- [Written exercise]:
Reproduce the complete listing without any deviation.

- [Extracted data]:
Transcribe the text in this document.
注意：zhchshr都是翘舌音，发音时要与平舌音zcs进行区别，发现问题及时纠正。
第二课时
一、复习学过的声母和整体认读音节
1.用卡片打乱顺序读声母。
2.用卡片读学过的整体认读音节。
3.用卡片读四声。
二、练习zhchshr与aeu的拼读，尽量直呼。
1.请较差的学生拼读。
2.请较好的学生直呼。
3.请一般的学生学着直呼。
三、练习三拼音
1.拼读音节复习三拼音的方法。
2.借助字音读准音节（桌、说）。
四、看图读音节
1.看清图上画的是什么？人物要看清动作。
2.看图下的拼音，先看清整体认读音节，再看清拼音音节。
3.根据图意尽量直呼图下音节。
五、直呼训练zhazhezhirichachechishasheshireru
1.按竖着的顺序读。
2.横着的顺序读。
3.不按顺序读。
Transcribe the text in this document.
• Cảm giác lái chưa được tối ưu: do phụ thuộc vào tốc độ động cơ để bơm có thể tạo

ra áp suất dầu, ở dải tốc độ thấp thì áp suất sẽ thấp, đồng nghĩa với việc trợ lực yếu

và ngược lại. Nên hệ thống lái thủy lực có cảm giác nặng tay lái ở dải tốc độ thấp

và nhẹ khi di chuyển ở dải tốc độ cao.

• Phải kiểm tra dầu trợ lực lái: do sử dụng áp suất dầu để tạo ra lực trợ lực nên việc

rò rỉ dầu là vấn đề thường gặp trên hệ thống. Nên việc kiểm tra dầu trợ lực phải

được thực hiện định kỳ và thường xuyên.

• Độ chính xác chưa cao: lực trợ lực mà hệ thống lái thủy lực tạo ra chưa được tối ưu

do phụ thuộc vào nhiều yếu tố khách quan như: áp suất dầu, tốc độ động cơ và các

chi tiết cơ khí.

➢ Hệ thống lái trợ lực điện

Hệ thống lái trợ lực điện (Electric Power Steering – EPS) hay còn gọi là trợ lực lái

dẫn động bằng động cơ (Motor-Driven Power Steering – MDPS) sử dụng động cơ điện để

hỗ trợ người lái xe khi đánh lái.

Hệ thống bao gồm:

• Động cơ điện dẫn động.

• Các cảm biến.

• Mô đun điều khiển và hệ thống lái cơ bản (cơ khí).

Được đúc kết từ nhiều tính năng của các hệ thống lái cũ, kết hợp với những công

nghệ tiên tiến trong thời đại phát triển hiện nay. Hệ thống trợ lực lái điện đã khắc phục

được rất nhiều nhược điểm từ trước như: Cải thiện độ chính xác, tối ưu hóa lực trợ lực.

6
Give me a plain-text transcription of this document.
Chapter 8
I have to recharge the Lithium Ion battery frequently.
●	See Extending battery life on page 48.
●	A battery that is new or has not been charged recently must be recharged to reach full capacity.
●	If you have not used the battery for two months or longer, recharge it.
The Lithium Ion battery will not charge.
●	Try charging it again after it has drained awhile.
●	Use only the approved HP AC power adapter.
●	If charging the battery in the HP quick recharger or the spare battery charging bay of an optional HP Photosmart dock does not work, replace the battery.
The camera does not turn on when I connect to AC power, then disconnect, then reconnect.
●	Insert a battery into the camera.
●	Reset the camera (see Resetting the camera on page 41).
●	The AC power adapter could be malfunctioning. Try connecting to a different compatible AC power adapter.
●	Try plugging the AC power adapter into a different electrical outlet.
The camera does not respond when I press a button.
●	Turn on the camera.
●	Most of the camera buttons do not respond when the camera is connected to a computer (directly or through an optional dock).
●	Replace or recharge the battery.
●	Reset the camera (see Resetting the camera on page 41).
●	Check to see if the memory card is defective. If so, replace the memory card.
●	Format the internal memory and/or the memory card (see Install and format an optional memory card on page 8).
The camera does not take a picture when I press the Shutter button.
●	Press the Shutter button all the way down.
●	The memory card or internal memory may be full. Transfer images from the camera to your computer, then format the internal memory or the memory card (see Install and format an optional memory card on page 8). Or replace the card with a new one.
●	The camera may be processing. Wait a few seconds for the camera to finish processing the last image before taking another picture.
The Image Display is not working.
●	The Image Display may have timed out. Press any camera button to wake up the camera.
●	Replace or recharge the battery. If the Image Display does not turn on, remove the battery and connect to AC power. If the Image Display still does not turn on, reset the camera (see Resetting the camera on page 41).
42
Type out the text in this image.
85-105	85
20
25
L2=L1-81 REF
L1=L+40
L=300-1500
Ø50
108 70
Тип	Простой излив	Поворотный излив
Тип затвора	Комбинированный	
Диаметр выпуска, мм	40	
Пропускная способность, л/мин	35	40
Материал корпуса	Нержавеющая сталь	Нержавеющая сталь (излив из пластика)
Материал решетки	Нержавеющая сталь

- [Worked solution]:
Transcribe the text in this document.
注意：zhchshr都是翘舌音，发音时要与平舌音zcs进行区别，发现问题及时纠正。
第二课时
一、复习学过的声母和整体认读音节
1.用卡片打乱顺序读声母。
2.用卡片读学过的整体认读音节。
3.用卡片读四声。
二、练习zhchshr与aeu的拼读，尽量直呼。
1.请较差的学生拼读。
2.请较好的学生直呼。
3.请一般的学生学着直呼。
三、练习三拼音
1.拼读音节复习三拼音的方法。
2.借助字音读准音节（桌、说）。
四、看图读音节
1.看清图上画的是什么？人物要看清动作。
2.看图下的拼音，先看清整体认读音节，再看清拼音音节。
3.根据图意尽量直呼图下音节。
五、直呼训练zhazhezhirichachechishasheshireru
1.按竖着的顺序读。
2.横着的顺序读。
3.不按顺序读。
Transcribe the text in this document.
• Cảm giác lái chưa được tối ưu: do phụ thuộc vào tốc độ động cơ để bơm có thể tạo

ra áp suất dầu, ở dải tốc độ thấp thì áp suất sẽ thấp, đồng nghĩa với việc trợ lực yếu

và ngược lại. Nên hệ thống lái thủy lực có cảm giác nặng tay lái ở dải tốc độ thấp

và nhẹ khi di chuyển ở dải tốc độ cao.

• Phải kiểm tra dầu trợ lực lái: do sử dụng áp suất dầu để tạo ra lực trợ lực nên việc

rò rỉ dầu là vấn đề thường gặp trên hệ thống. Nên việc kiểm tra dầu trợ lực phải

được thực hiện định kỳ và thường xuyên.

• Độ chính xác chưa cao: lực trợ lực mà hệ thống lái thủy lực tạo ra chưa được tối ưu

do phụ thuộc vào nhiều yếu tố khách quan như: áp suất dầu, tốc độ động cơ và các

chi tiết cơ khí.

➢ Hệ thống lái trợ lực điện

Hệ thống lái trợ lực điện (Electric Power Steering – EPS) hay còn gọi là trợ lực lái

dẫn động bằng động cơ (Motor-Driven Power Steering – MDPS) sử dụng động cơ điện để

hỗ trợ người lái xe khi đánh lái.

Hệ thống bao gồm:

• Động cơ điện dẫn động.

• Các cảm biến.

• Mô đun điều khiển và hệ thống lái cơ bản (cơ khí).

Được đúc kết từ nhiều tính năng của các hệ thống lái cũ, kết hợp với những công

nghệ tiên tiến trong thời đại phát triển hiện nay. Hệ thống trợ lực lái điện đã khắc phục

được rất nhiều nhược điểm từ trước như: Cải thiện độ chính xác, tối ưu hóa lực trợ lực.

6
Give me a plain-text transcription of this document.
Chapter 8
I have to recharge the Lithium Ion battery frequently.
●	See Extending battery life on page 48.
●	A battery that is new or has not been charged recently must be recharged to reach full capacity.
●	If you have not used the battery for two months or longer, recharge it.
The Lithium Ion battery will not charge.
●	Try charging it again after it has drained awhile.
●	Use only the approved HP AC power adapter.
●	If charging the battery in the HP quick recharger or the spare battery charging bay of an optional HP Photosmart dock does not work, replace the battery.
The camera does not turn on when I connect to AC power, then disconnect, then reconnect.
●	Insert a battery into the camera.
●	Reset the camera (see Resetting the camera on page 41).
●	The AC power adapter could be malfunctioning. Try connecting to a different compatible AC power adapter.
●	Try plugging the AC power adapter into a different electrical outlet.
The camera does not respond when I press a button.
●	Turn on the camera.
●	Most of the camera buttons do not respond when the camera is connected to a computer (directly or through an optional dock).
●	Replace or recharge the battery.
●	Reset the camera (see Resetting the camera on page 41).
●	Check to see if the memory card is defective. If so, replace the memory card.
●	Format the internal memory and/or the memory card (see Install and format an optional memory card on page 8).
The camera does not take a picture when I press the Shutter button.
●	Press the Shutter button all the way down.
●	The memory card or internal memory may be full. Transfer images from the camera to your computer, then format the internal memory or the memory card (see Install and format an optional memory card on page 8). Or replace the card with a new one.
●	The camera may be processing. Wait a few seconds for the camera to finish processing the last image before taking another picture.
The Image Display is not working.
●	The Image Display may have timed out. Press any camera button to wake up the camera.
●	Replace or recharge the battery. If the Image Display does not turn on, remove the battery and connect to AC power. If the Image Display still does not turn on, reset the camera (see Resetting the camera on page 41).
42
Type out the text in this image.
85-105	85
20
25
L2=L1-81 REF
L1=L+40
L=300-1500
Ø50
108 70
Тип	Простой излив	Поворотный излив
Тип затвора	Комбинированный	
Диаметр выпуска, мм	40	
Пропускная способность, л/мин	35	40
Материал корпуса	Нержавеющая сталь	Нержавеющая сталь (излив из пластика)
Материал решетки	Нержавеющая сталь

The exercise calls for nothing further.